**Source data:**
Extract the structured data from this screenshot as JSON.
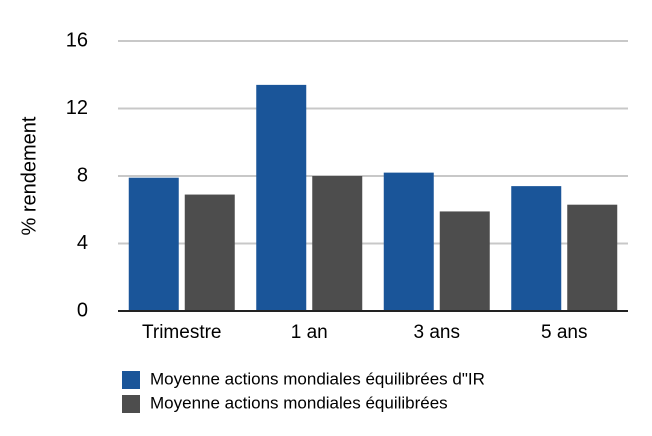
{
  "chart_data": {
    "type": "bar",
    "y_label": "% rendement",
    "categories": [
      "Trimestre",
      "1 an",
      "3 ans",
      "5 ans"
    ],
    "series": [
      {
        "name": "Moyenne actions mondiales équilibrées d\"IR",
        "color": "#1a5599",
        "values": [
          7.9,
          13.4,
          8.2,
          7.4
        ]
      },
      {
        "name": "Moyenne actions mondiales équilibrées",
        "color": "#4d4d4d",
        "values": [
          6.9,
          8.0,
          5.9,
          6.3
        ]
      }
    ],
    "ylim": [
      0,
      16
    ],
    "yticks": [
      0,
      4,
      8,
      12,
      16
    ],
    "grid": true
  }
}
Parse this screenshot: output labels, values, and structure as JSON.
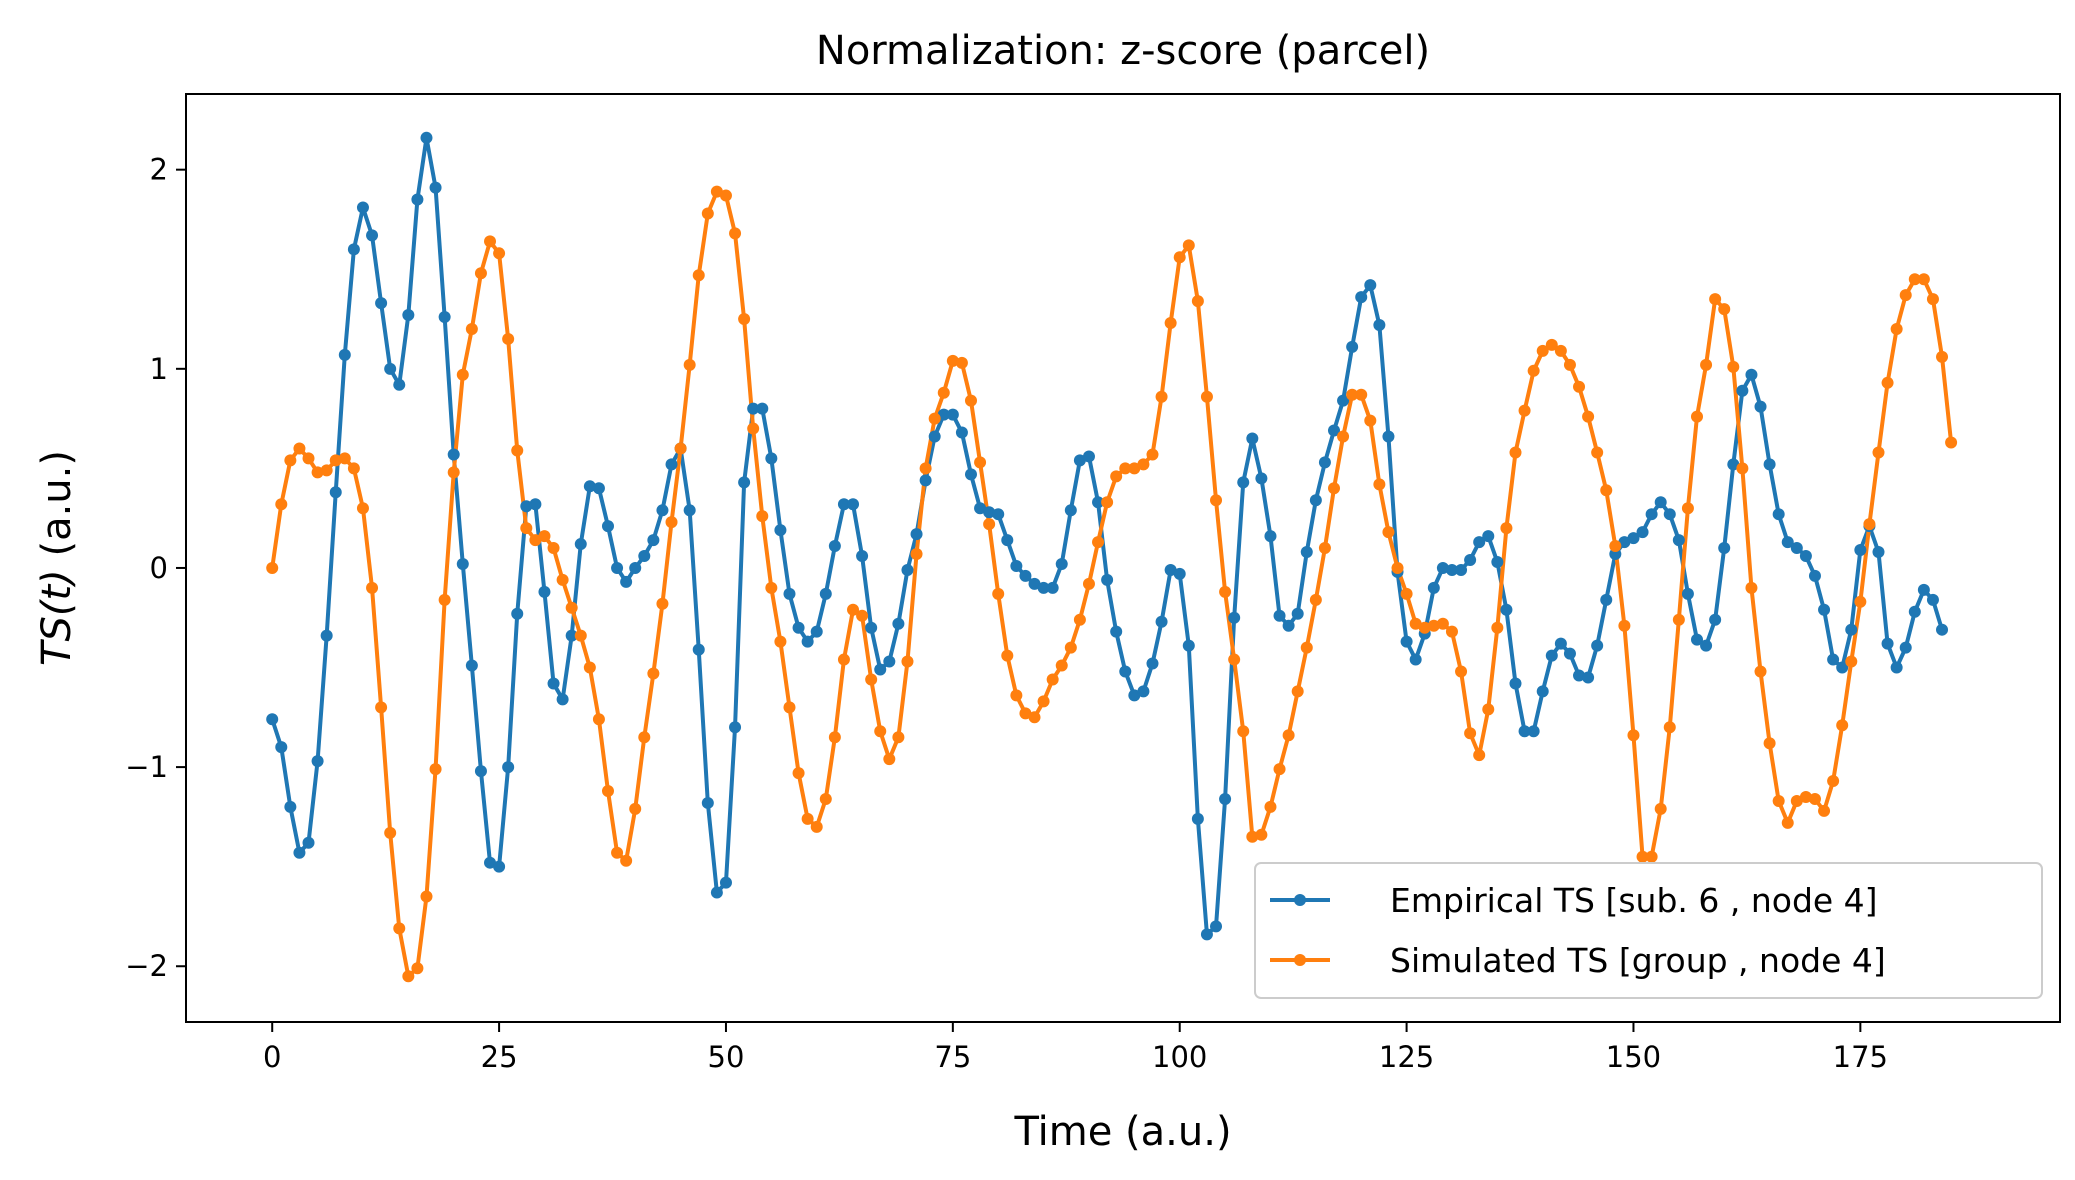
{
  "chart_data": {
    "type": "line",
    "title": "Normalization: z-score (parcel)",
    "xlabel": "Time (a.u.)",
    "ylabel_italic": "TS(t)",
    "ylabel_rest": " (a.u.)",
    "xlim": [
      -9.5,
      197
    ],
    "ylim": [
      -2.28,
      2.38
    ],
    "xticks": [
      0,
      25,
      50,
      75,
      100,
      125,
      150,
      175
    ],
    "xtick_labels": [
      "0",
      "25",
      "50",
      "75",
      "100",
      "125",
      "150",
      "175"
    ],
    "yticks": [
      -2,
      -1,
      0,
      1,
      2
    ],
    "ytick_labels": [
      "−2",
      "−1",
      "0",
      "1",
      "2"
    ],
    "grid": false,
    "legend_position": "lower-right",
    "colors": {
      "empirical": "#1f77b4",
      "simulated": "#ff7f0e"
    },
    "series": [
      {
        "name": "Empirical TS [sub. 6 , node 4]",
        "color": "#1f77b4",
        "values": [
          -0.76,
          -0.9,
          -1.2,
          -1.43,
          -1.38,
          -0.97,
          -0.34,
          0.38,
          1.07,
          1.6,
          1.81,
          1.67,
          1.33,
          1.0,
          0.92,
          1.27,
          1.85,
          2.16,
          1.91,
          1.26,
          0.57,
          0.02,
          -0.49,
          -1.02,
          -1.48,
          -1.5,
          -1.0,
          -0.23,
          0.31,
          0.32,
          -0.12,
          -0.58,
          -0.66,
          -0.34,
          0.12,
          0.41,
          0.4,
          0.21,
          0.0,
          -0.07,
          0.0,
          0.06,
          0.14,
          0.29,
          0.52,
          0.6,
          0.29,
          -0.41,
          -1.18,
          -1.63,
          -1.58,
          -0.8,
          0.43,
          0.8,
          0.8,
          0.55,
          0.19,
          -0.13,
          -0.3,
          -0.37,
          -0.32,
          -0.13,
          0.11,
          0.32,
          0.32,
          0.06,
          -0.3,
          -0.51,
          -0.47,
          -0.28,
          -0.01,
          0.17,
          0.44,
          0.66,
          0.77,
          0.77,
          0.68,
          0.47,
          0.3,
          0.28,
          0.27,
          0.14,
          0.01,
          -0.04,
          -0.08,
          -0.1,
          -0.1,
          0.02,
          0.29,
          0.54,
          0.56,
          0.33,
          -0.06,
          -0.32,
          -0.52,
          -0.64,
          -0.62,
          -0.48,
          -0.27,
          -0.01,
          -0.03,
          -0.39,
          -1.26,
          -1.84,
          -1.8,
          -1.16,
          -0.25,
          0.43,
          0.65,
          0.45,
          0.16,
          -0.24,
          -0.29,
          -0.23,
          0.08,
          0.34,
          0.53,
          0.69,
          0.84,
          1.11,
          1.36,
          1.42,
          1.22,
          0.66,
          -0.02,
          -0.37,
          -0.46,
          -0.33,
          -0.1,
          0.0,
          -0.01,
          -0.01,
          0.04,
          0.13,
          0.16,
          0.03,
          -0.21,
          -0.58,
          -0.82,
          -0.82,
          -0.62,
          -0.44,
          -0.38,
          -0.43,
          -0.54,
          -0.55,
          -0.39,
          -0.16,
          0.07,
          0.13,
          0.15,
          0.18,
          0.27,
          0.33,
          0.27,
          0.14,
          -0.13,
          -0.36,
          -0.39,
          -0.26,
          0.1,
          0.52,
          0.89,
          0.97,
          0.81,
          0.52,
          0.27,
          0.13,
          0.1,
          0.06,
          -0.04,
          -0.21,
          -0.46,
          -0.5,
          -0.31,
          0.09,
          0.21,
          0.08,
          -0.38,
          -0.5,
          -0.4,
          -0.22,
          -0.11,
          -0.16,
          -0.31
        ]
      },
      {
        "name": "Simulated TS [group , node 4]",
        "color": "#ff7f0e",
        "values": [
          0.0,
          0.32,
          0.54,
          0.6,
          0.55,
          0.48,
          0.49,
          0.54,
          0.55,
          0.5,
          0.3,
          -0.1,
          -0.7,
          -1.33,
          -1.81,
          -2.05,
          -2.01,
          -1.65,
          -1.01,
          -0.16,
          0.48,
          0.97,
          1.2,
          1.48,
          1.64,
          1.58,
          1.15,
          0.59,
          0.2,
          0.14,
          0.16,
          0.1,
          -0.06,
          -0.2,
          -0.34,
          -0.5,
          -0.76,
          -1.12,
          -1.43,
          -1.47,
          -1.21,
          -0.85,
          -0.53,
          -0.18,
          0.23,
          0.6,
          1.02,
          1.47,
          1.78,
          1.89,
          1.87,
          1.68,
          1.25,
          0.7,
          0.26,
          -0.1,
          -0.37,
          -0.7,
          -1.03,
          -1.26,
          -1.3,
          -1.16,
          -0.85,
          -0.46,
          -0.21,
          -0.24,
          -0.56,
          -0.82,
          -0.96,
          -0.85,
          -0.47,
          0.07,
          0.5,
          0.75,
          0.88,
          1.04,
          1.03,
          0.84,
          0.53,
          0.22,
          -0.13,
          -0.44,
          -0.64,
          -0.73,
          -0.75,
          -0.67,
          -0.56,
          -0.49,
          -0.4,
          -0.26,
          -0.08,
          0.13,
          0.33,
          0.46,
          0.5,
          0.5,
          0.52,
          0.57,
          0.86,
          1.23,
          1.56,
          1.62,
          1.34,
          0.86,
          0.34,
          -0.12,
          -0.46,
          -0.82,
          -1.35,
          -1.34,
          -1.2,
          -1.01,
          -0.84,
          -0.62,
          -0.4,
          -0.16,
          0.1,
          0.4,
          0.66,
          0.87,
          0.87,
          0.74,
          0.42,
          0.18,
          0.0,
          -0.13,
          -0.28,
          -0.3,
          -0.29,
          -0.28,
          -0.32,
          -0.52,
          -0.83,
          -0.94,
          -0.71,
          -0.3,
          0.2,
          0.58,
          0.79,
          0.99,
          1.09,
          1.12,
          1.09,
          1.02,
          0.91,
          0.76,
          0.58,
          0.39,
          0.11,
          -0.29,
          -0.84,
          -1.45,
          -1.45,
          -1.21,
          -0.8,
          -0.26,
          0.3,
          0.76,
          1.02,
          1.35,
          1.3,
          1.01,
          0.5,
          -0.1,
          -0.52,
          -0.88,
          -1.17,
          -1.28,
          -1.17,
          -1.15,
          -1.16,
          -1.22,
          -1.07,
          -0.79,
          -0.47,
          -0.17,
          0.22,
          0.58,
          0.93,
          1.2,
          1.37,
          1.45,
          1.45,
          1.35,
          1.06,
          0.63
        ]
      }
    ]
  }
}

**GOAL:** Search the data for "screenshot". Copy every matching line.

**THE SOLUTION:**
Extract the structured data from this screenshot as JSON.
Parse this screenshot: output labels, values, and structure as JSON.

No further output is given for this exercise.